**Extracted entries**

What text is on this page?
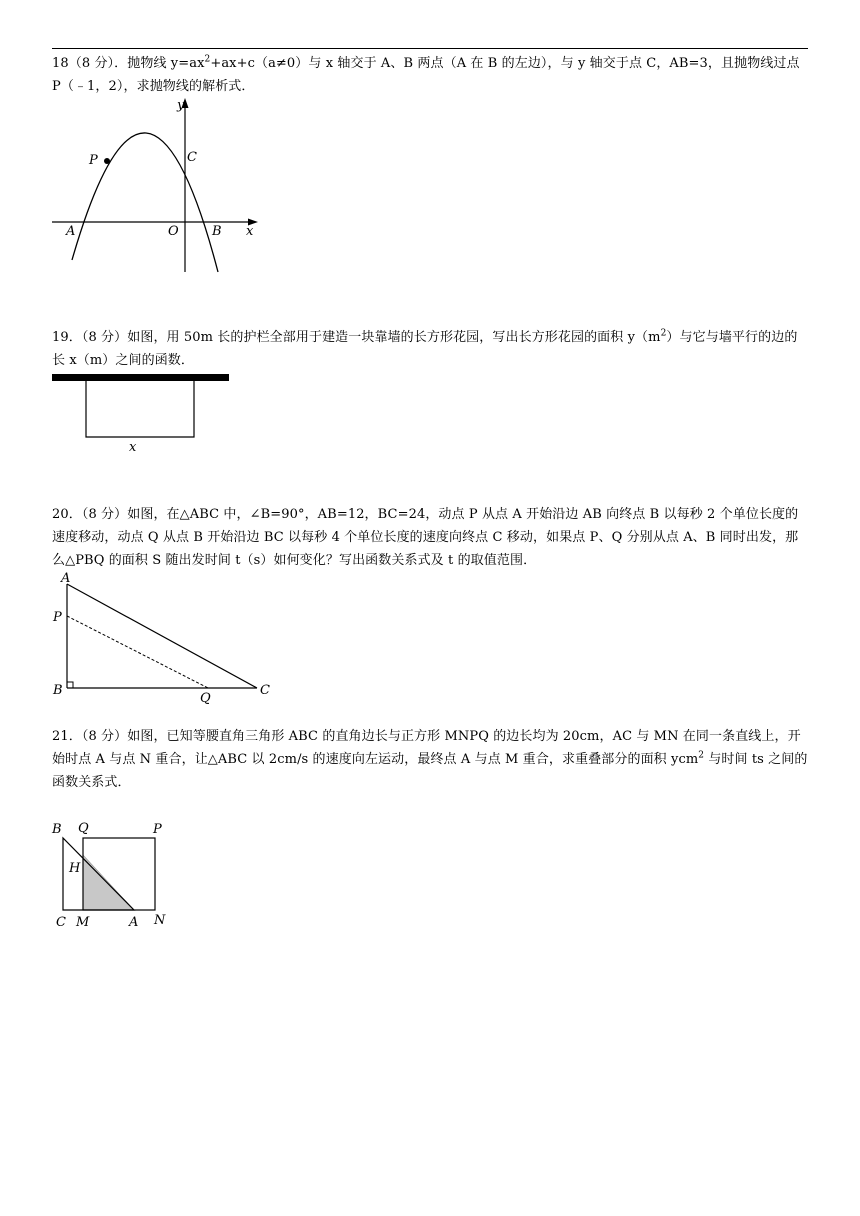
18（8 分）．抛物线 $y=ax^2+ax+c(a\ne 0)$与 x 轴交于 A、B 两点（A 在 B 的左边），与 y 轴交于点 C，AB=3，且抛物线过点 P（﹣1，2），求抛物线的解析式．
y
x
P	C
A	O	B
19．（8 分）如图，用 50m 长的护栏全部用于建造一块靠墙的长方形花园，写出长方形花园的面积 $y(m^2)$与它与墙平行的边的长 x（m）之间的函数．
x
20．（8 分）如图，在△ABC 中，∠B=90°，AB=12，BC=24，动点 P 从点 A 开始沿边 AB 向终点 B 以每秒 2 个单位长度的速度移动，动点 Q 从点 B 开始沿边 BC 以每秒 4 个单位长度的速度向终点 C 移动，如果点 P、Q 分别从点 A、B 同时出发，那么△PBQ 的面积 S 随出发时间 t（s）如何变化？写出函数关系式及 t 的取值范围．
A
P
B
Q
C
21．（8 分）如图，已知等腰直角三角形 ABC 的直角边长与正方形 MNPQ 的边长均为 20cm，AC 与 MN 在同一条直线上，开始时点 A 与点 N 重合，让△ABC 以 2cm/s 的速度向左运动，最终点 A 与点 M 重合，求重叠部分的面积 ycm$^2$ 与时间 ts 之间的函数关系式．
B Q	P
H
C M	A N
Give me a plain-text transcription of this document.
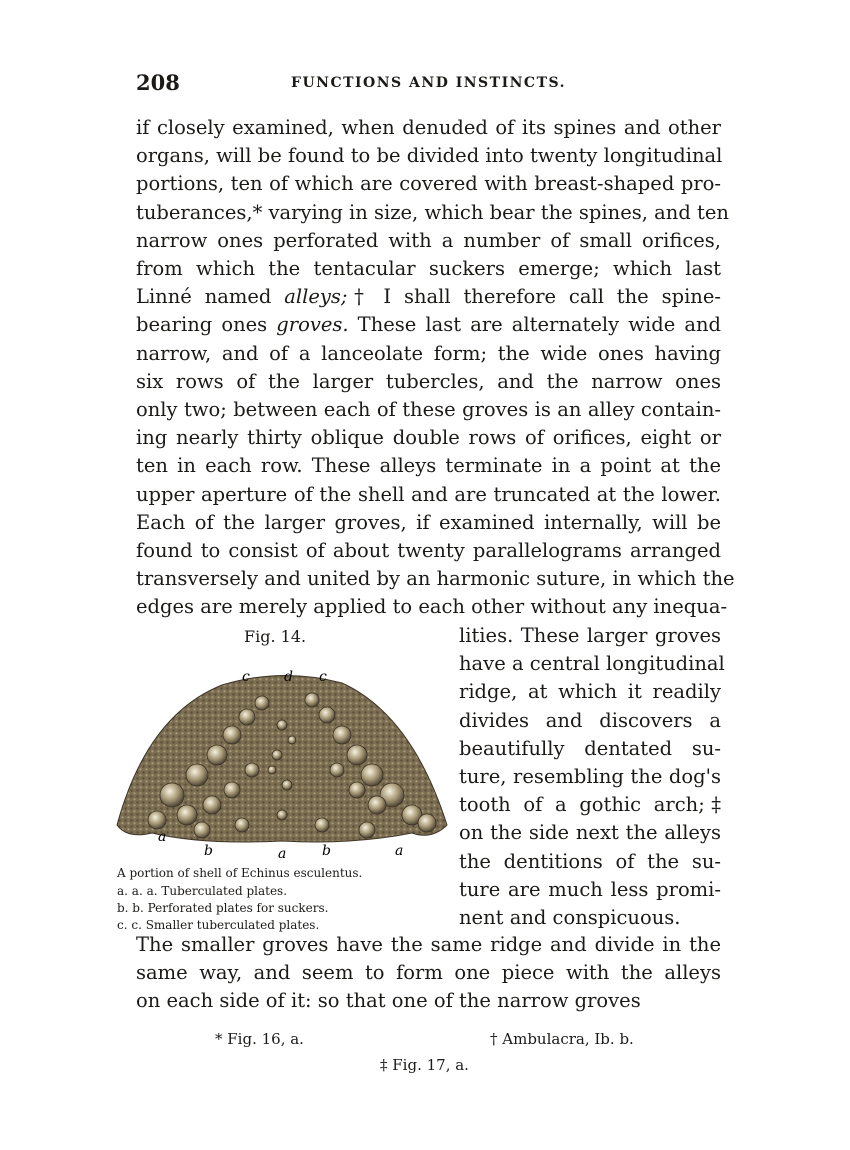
208	FUNCTIONS AND INSTINCTS.
if closely examined, when denuded of its spines and other
organs, will be found to be divided into twenty longitudinal
portions, ten of which are covered with breast-shaped pro-
tuberances,* varying in size, which bear the spines, and ten
narrow ones perforated with a number of small orifices,
from which the tentacular suckers emerge; which last
Linné named alleys;† I shall therefore call the spine-
bearing ones groves. These last are alternately wide and
narrow, and of a lanceolate form; the wide ones having
six rows of the larger tubercles, and the narrow ones
only two; between each of these groves is an alley contain-
ing nearly thirty oblique double rows of orifices, eight or
ten in each row. These alleys terminate in a point at the
upper aperture of the shell and are truncated at the lower.
Each of the larger groves, if examined internally, will be
found to consist of about twenty parallelograms arranged
transversely and united by an harmonic suture, in which the
edges are merely applied to each other without any inequa-
lities. These larger groves
have a central longitudinal
ridge, at which it readily
divides and discovers a
beautifully dentated su-
ture, resembling the dog's
tooth of a gothic arch;‡
on the side next the alleys
the dentitions of the su-
ture are much less promi-
nent and conspicuous.
The smaller groves have the same ridge and divide in the
same way, and seem to form one piece with the alleys
on each side of it: so that one of the narrow groves
Fig. 14.
c d c
a
b	a	b	a
A portion of shell of Echinus esculentus.
a. a. a. Tuberculated plates.
b. b. Perforated plates for suckers.
c. c. Smaller tuberculated plates.
* Fig. 16, a.	† Ambulacra, Ib. b.
‡ Fig. 17, a.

**What you have to do**
Reply with one number only: how many lines of the listing hold "rows"?

**Reply to the task**
2